Comment se fait-il que la religion conduise fréquemment à la violence? Comment pouvons-nous comprendre et contrer ce mélange explosif, qu’il s’agisse de violence d’inspiration religieuse, de violence envers des personnes croyantes ou de violence au sein des groupes religieux?

Le Comité central du Conseil œcuménique des Églises (COE) réuni à Trondheim, en Norvège, s’est penché sur ces questions pendant une séance plénière, le 26 juin 2016. Intitulée «La religion: chemin de la guerre ou voie de la paix», elle s’est appuyée sur des analyses des aspects géopolitiques, interreligieux et théologiques de la religion et de la violence, dans une optique d’élaboration des politiques.

Le président de séance, l’évêque Mark McDonald de l’Église anglicane du Canada, président du COE pour l’Amérique du Nord, a demandé aux participantes et aux participants d’écouter une voie œcuménique constructive qui abordait la question sous l’angle des programmes de son Pèlerinage de justice et de paix.

Les causes de la violence

M. Sathianathan Clarke de l’Église de l’Inde du Sud, qui enseigne la théologie, la culture et la mission au Séminaire théologique Wesley de Washington, a évoqué en termes vifs la consternation et la lutte des théologiens contre le phénomène de la religion et de la violence.

«Ceux qui remontent l’Histoire savent que les liens entre la religion et la violence ne datent pas d’hier. Mais l’ampleur et l’intensité des actes de violence auxquels les religions sont associées portent déjà gravement atteinte à notre bien-être commun, a déclaré Clarke. Les fondamentalismes et les extrémismes religieux sont dangereusement à l’œuvre dans des lieux clés du monde, se transformant en un cocktail d’expressions locales violentes.»

(Objectif A) D'après l'extrait source, pourquoi Clarke juge-t-il le lien entre religion et violence préoccupant aujourd'hui, alors qu'il ne date pas d'hier ? Répondez en une à trois phrases.

(Entrées)
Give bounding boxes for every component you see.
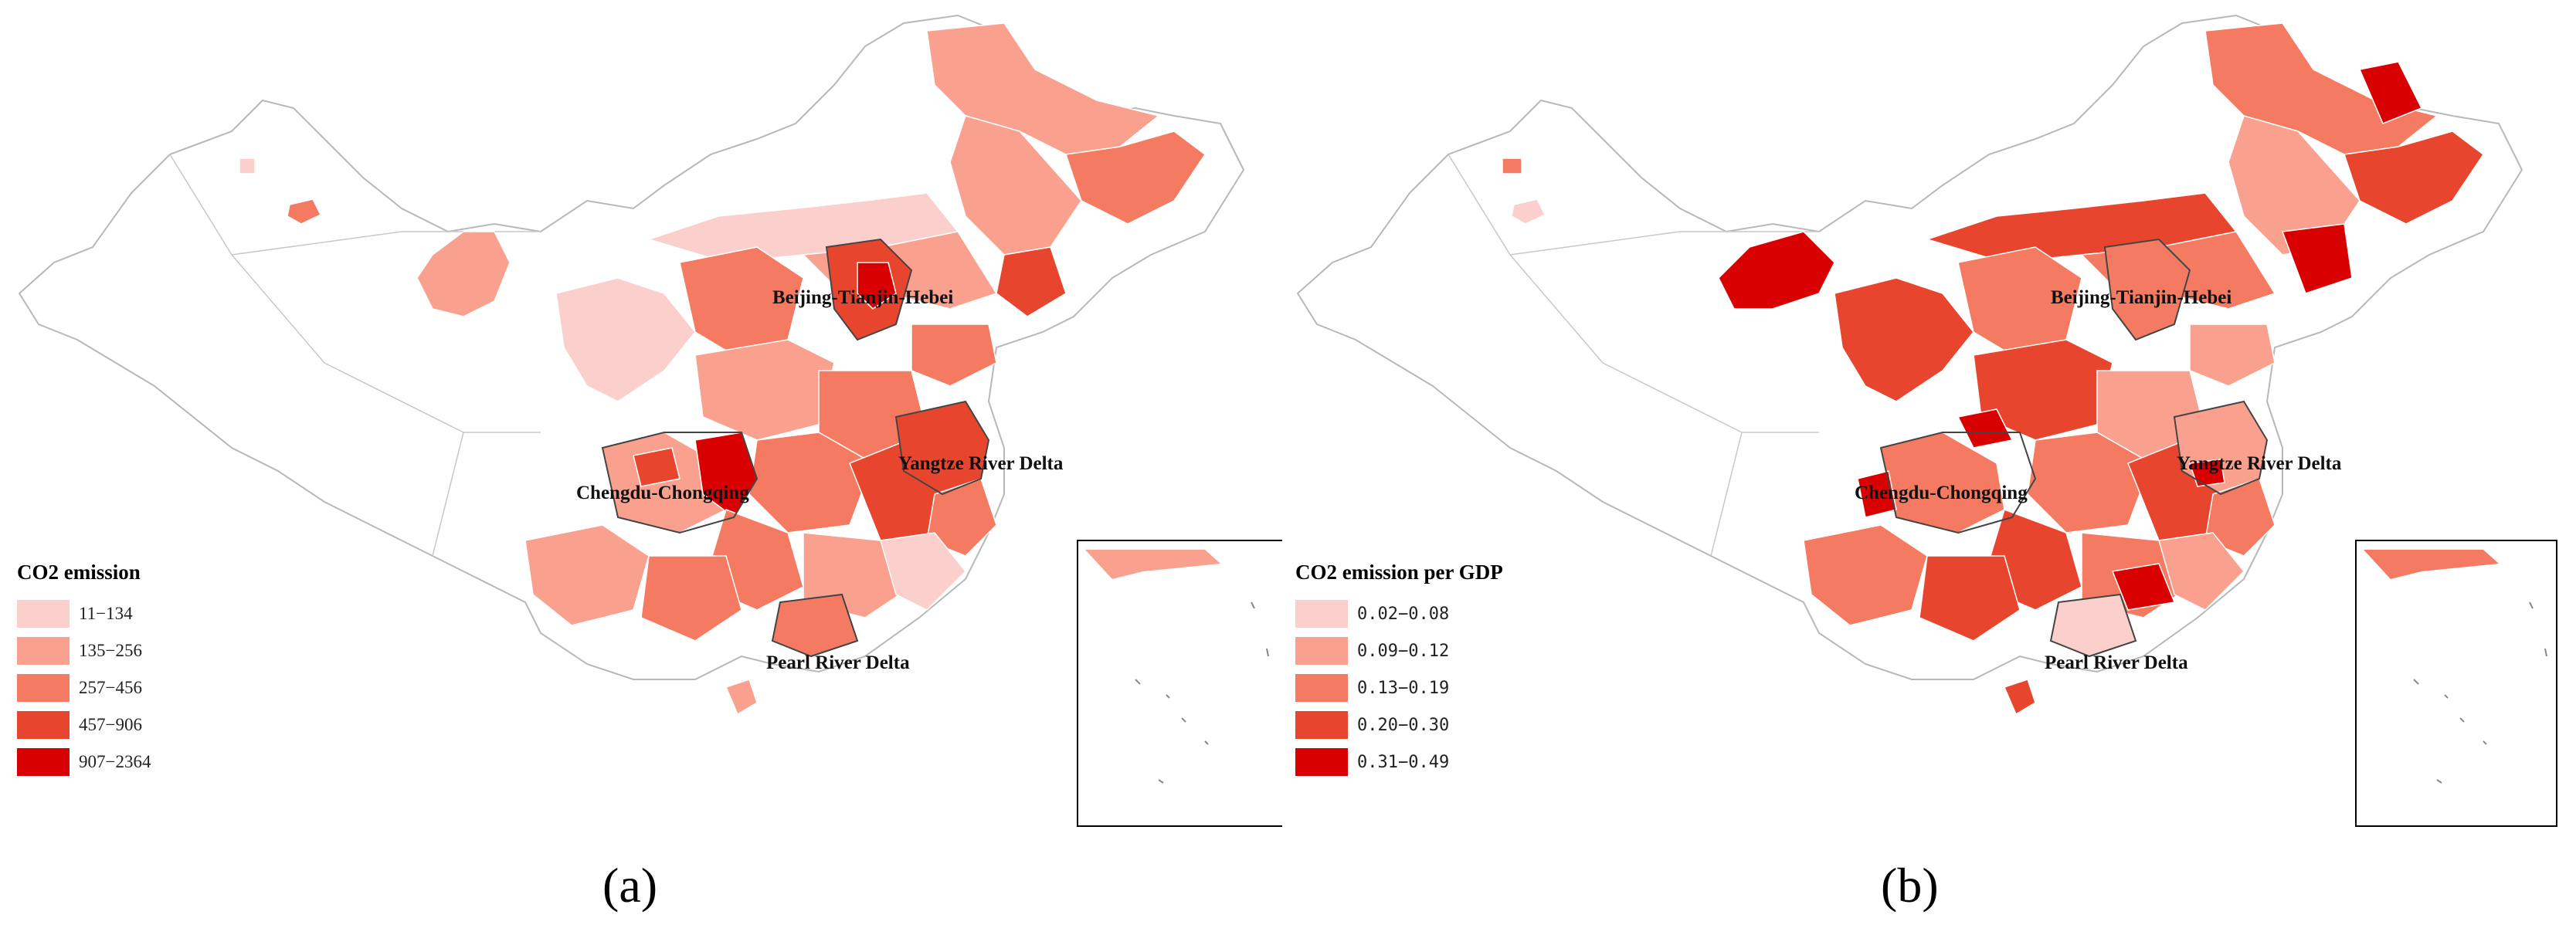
region-xj-small-2 [287,198,322,225]
label-cc: Chengdu-Chongqing [576,483,749,503]
south-china-sea-inset [1077,540,1282,827]
legend-label: 257−456 [79,678,142,697]
region-northeast-coast [996,246,1067,317]
legend-swatch [1295,748,1348,776]
region-guangxi [1919,555,2021,642]
label-prd: Pearl River Delta [766,652,910,673]
region-northwest [416,231,511,317]
region-hainan [725,679,758,716]
region-central-3 [748,432,874,534]
legend-swatch [1295,600,1348,628]
legend-b: CO2 emission per GDP 0.02−0.08 0.09−0.12… [1295,561,1503,781]
region-central-3 [2027,432,2152,534]
legend-label: 11−134 [79,604,133,623]
region-northeast-mid [2344,130,2485,225]
legend-swatch [1295,637,1348,665]
region-south-hot [2111,563,2176,611]
legend-title: CO2 emission [17,561,141,584]
legend-item: 135−256 [17,632,151,669]
region-xinjiang [1718,231,1835,310]
region-gansu [555,277,696,402]
map-panel-b: Beijing-Tianjin-Hebei Yangtze River Delt… [1278,0,2561,935]
legend-swatch [17,674,70,702]
choropleth-regions [239,22,1207,716]
region-northeast-coast [2281,223,2353,294]
legend-label: 0.02−0.08 [1357,604,1450,624]
region-south-3 [2158,532,2245,611]
legend-title: CO2 emission per GDP [1295,561,1503,584]
legend-swatch [1295,711,1348,739]
china-map-co2-emission: Beijing-Tianjin-Hebei Yangtze River Delt… [18,14,1282,827]
region-gansu [1834,277,1974,402]
legend-swatch [17,637,70,665]
inset-coast [1085,550,1220,579]
province-borders [169,154,541,557]
choropleth-regions [1502,22,2485,716]
label-yrd: Yangtze River Delta [2177,453,2342,474]
label-yrd: Yangtze River Delta [898,453,1064,474]
region-northeast-mid [1065,130,1207,225]
region-hainan [2003,679,2036,716]
legend-swatch [17,600,70,628]
legend-item: 0.31−0.49 [1295,744,1503,781]
region-yunnan [1803,524,1928,626]
label-bth: Beijing-Tianjin-Hebei [2051,287,2232,308]
region-xj-small-1 [239,158,256,174]
panel-caption-b: (b) [1881,858,1939,913]
legend-label: 0.31−0.49 [1357,752,1450,772]
china-map-co2-per-gdp: Beijing-Tianjin-Hebei Yangtze River Delt… [1296,14,2557,827]
legend-label: 0.13−0.19 [1357,678,1450,698]
region-shandong [911,324,997,387]
region-xj-small-1 [1502,158,1522,174]
province-borders [1448,154,1819,557]
legend-item: 0.20−0.30 [1295,706,1503,744]
region-northeast-hot [2358,61,2423,124]
legend-swatch [17,711,70,739]
legend-item: 0.13−0.19 [1295,669,1503,706]
legend-label: 0.09−0.12 [1357,641,1450,661]
region-yunnan [524,524,650,626]
region-cc-west [1857,470,1897,518]
region-cc-west [633,447,680,487]
legend-label: 135−256 [79,641,142,660]
region-central-hot [1957,408,2014,449]
legend-label: 907−2364 [79,752,151,771]
legend-a: CO2 emission 11−134 135−256 257−456 457−… [17,561,151,781]
legend-swatch [1295,674,1348,702]
south-china-sea-inset [2355,540,2557,827]
label-cc: Chengdu-Chongqing [1855,483,2028,503]
label-bth: Beijing-Tianjin-Hebei [772,287,953,308]
legend-swatch [17,748,70,776]
region-central-1 [694,339,835,441]
legend-label: 457−906 [79,715,142,734]
agglomeration-outlines [1879,238,2269,658]
agglomeration-outlines [601,238,990,658]
inset-islands [1135,601,1269,784]
region-south-3 [880,532,967,611]
region-bth-core [857,262,897,310]
region-shandong [2189,324,2276,387]
legend-item: 0.09−0.12 [1295,632,1503,669]
map-panel-a: Beijing-Tianjin-Hebei Yangtze River Delt… [0,0,1282,935]
legend-item: 0.02−0.08 [1295,595,1503,632]
panel-caption-a: (a) [602,858,658,913]
inset-coast [2364,550,2499,579]
legend-item: 907−2364 [17,744,151,781]
region-xj-small-2 [1511,198,1546,225]
label-prd: Pearl River Delta [2045,652,2188,673]
region-guangxi [640,555,742,642]
legend-item: 11−134 [17,595,151,632]
legend-item: 457−906 [17,706,151,744]
legend-item: 257−456 [17,669,151,706]
inset-islands [2413,601,2547,784]
legend-label: 0.20−0.30 [1357,715,1450,735]
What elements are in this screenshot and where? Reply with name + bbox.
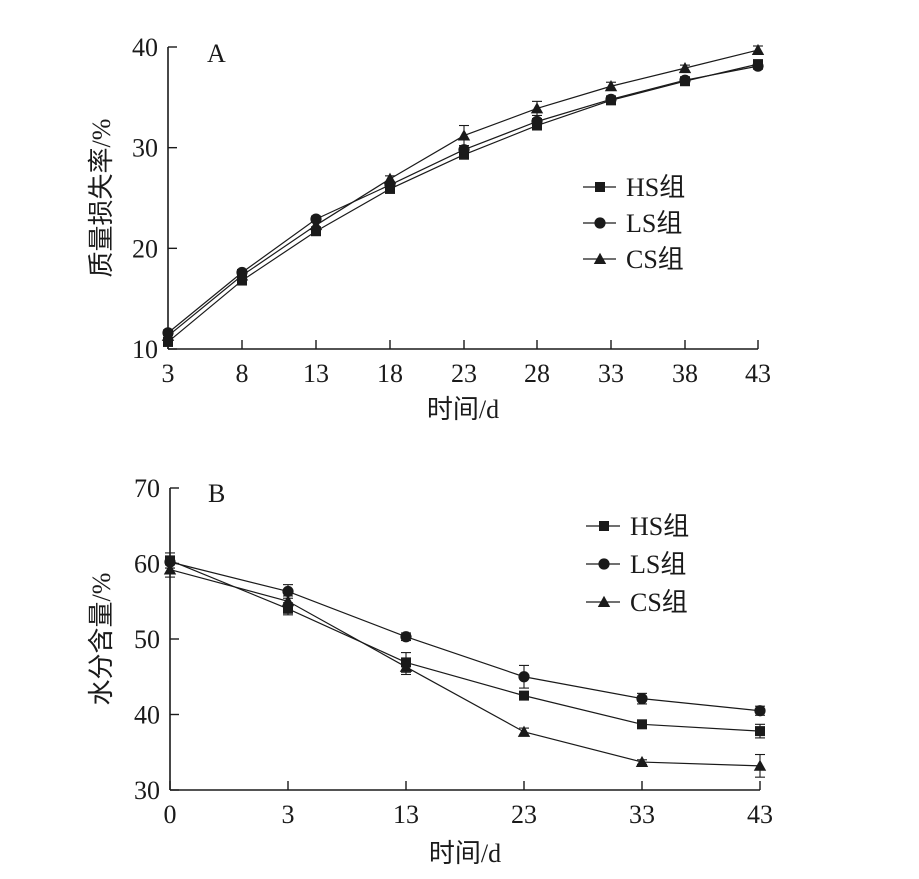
- data-point: [604, 80, 618, 92]
- legend-label: LS组: [626, 209, 682, 238]
- series-triangle: [161, 43, 765, 341]
- data-point: [753, 759, 767, 771]
- y-tick-label: 50: [134, 625, 160, 654]
- x-tick-label: 13: [303, 359, 329, 388]
- chart-panel-b: 30 40 50 60 70 0 3 13 23 33 43 B 时间/d 水分含量/% HS组 LS组 CS组: [87, 474, 773, 868]
- x-tick-label: 3: [162, 359, 175, 388]
- data-point: [399, 660, 413, 672]
- data-point: [517, 725, 531, 737]
- x-tick-label: 23: [511, 800, 537, 829]
- legend-marker-square: [595, 182, 605, 192]
- data-point: [755, 726, 765, 737]
- x-tick-label: 13: [393, 800, 419, 829]
- x-tick-label: 33: [598, 359, 624, 388]
- panel-label: B: [208, 479, 225, 508]
- y-tick-label: 40: [132, 33, 158, 62]
- data-point: [679, 74, 691, 86]
- y-tick-label: 30: [134, 776, 160, 805]
- series-triangle: [163, 561, 767, 778]
- data-point: [752, 60, 764, 72]
- x-tick-label: 18: [377, 359, 403, 388]
- legend-marker-circle: [598, 558, 610, 570]
- x-tick-label: 33: [629, 800, 655, 829]
- legend-label: HS组: [630, 512, 689, 541]
- series-square: [165, 552, 765, 739]
- y-tick-label: 30: [132, 134, 158, 163]
- data-point: [751, 43, 765, 55]
- data-point: [237, 275, 247, 286]
- series-line: [169, 559, 761, 732]
- data-point: [754, 705, 766, 717]
- y-axis-title: 水分含量/%: [87, 573, 116, 706]
- x-tick-label: 8: [236, 359, 249, 388]
- y-tick-label: 10: [132, 335, 158, 364]
- legend-marker-triangle: [593, 252, 607, 264]
- data-point: [163, 336, 173, 347]
- series-line: [169, 561, 761, 712]
- data-point: [283, 603, 293, 614]
- y-tick-label: 70: [134, 474, 160, 503]
- data-point: [235, 269, 249, 281]
- series-square: [163, 59, 763, 347]
- x-tick-label: 23: [451, 359, 477, 388]
- x-tick-label: 43: [747, 800, 773, 829]
- data-point: [281, 595, 295, 607]
- data-point: [678, 61, 692, 74]
- data-point: [605, 93, 617, 105]
- data-point: [636, 693, 648, 705]
- legend-label: CS组: [626, 245, 684, 274]
- data-point: [458, 144, 470, 156]
- x-tick-label: 43: [745, 359, 771, 388]
- legend-label: CS组: [630, 588, 688, 617]
- data-point: [531, 115, 543, 128]
- x-tick-label: 38: [672, 359, 698, 388]
- data-point: [383, 172, 397, 184]
- data-point: [518, 671, 530, 683]
- data-point: [530, 102, 544, 114]
- x-axis-title: 时间/d: [429, 839, 501, 868]
- series-line: [167, 63, 759, 343]
- legend-marker-triangle: [597, 595, 611, 607]
- y-tick-label: 20: [132, 234, 158, 263]
- legend-label: LS组: [630, 550, 686, 579]
- legend: HS组 LS组 CS组: [586, 512, 689, 617]
- x-tick-label: 0: [164, 800, 177, 829]
- legend: HS组 LS组 CS组: [583, 173, 685, 274]
- legend-marker-circle: [594, 217, 606, 229]
- legend-label: HS组: [626, 173, 685, 202]
- data-point: [163, 563, 177, 575]
- data-point: [400, 631, 412, 643]
- y-tick-label: 60: [134, 550, 160, 579]
- x-axis-title: 时间/d: [427, 395, 499, 424]
- data-point: [635, 755, 649, 768]
- series-circle: [164, 555, 766, 717]
- x-tick-label: 28: [524, 359, 550, 388]
- data-point: [637, 719, 647, 730]
- data-point: [161, 329, 175, 341]
- data-point: [282, 585, 294, 598]
- y-tick-label: 40: [134, 701, 160, 730]
- data-point: [311, 226, 321, 237]
- data-point: [457, 129, 471, 141]
- y-axis-title: 质量损失率/%: [87, 119, 116, 278]
- panel-label: A: [207, 39, 226, 68]
- legend-marker-square: [599, 521, 609, 531]
- series-line: [169, 568, 761, 767]
- x-tick-label: 3: [282, 800, 295, 829]
- data-point: [309, 218, 323, 231]
- data-point: [519, 690, 529, 701]
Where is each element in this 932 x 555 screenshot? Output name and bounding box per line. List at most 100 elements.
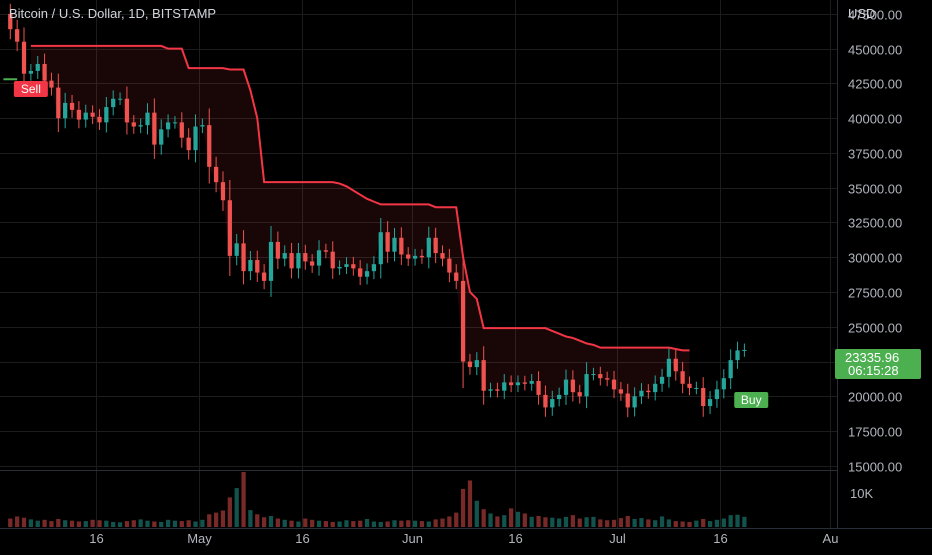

(Objectif B) Reportez sans changement les lignes de la liste situées entre celle qui contient « region-xj-small-2 [287,198,322,225] » et celle qui contient « region-hainan [725,679,758,716] », ces deux lignes comprises.

(Solution rédigée A) Selon Clarke, l'ampleur et l'intensité des actes de violence associés aux religions portent déjà gravement atteinte au bien-être commun. Il ajoute que les fondamentalismes et les extrémismes religieux sont dangereusement à l'œuvre dans des lieux clés du monde, où ils se transforment en un cocktail d'expressions locales violentes.

(Solution rédigée B)
region-xj-small-2 [287,198,322,225]
label-cc: Chengdu-Chongqing [576,483,749,503]
south-china-sea-inset [1077,540,1282,827]
legend-label: 257−456 [79,678,142,697]
region-northeast-coast [996,246,1067,317]
legend-swatch [1295,748,1348,776]
region-guangxi [1919,555,2021,642]
label-prd: Pearl River Delta [766,652,910,673]
region-northwest [416,231,511,317]
region-hainan [725,679,758,716]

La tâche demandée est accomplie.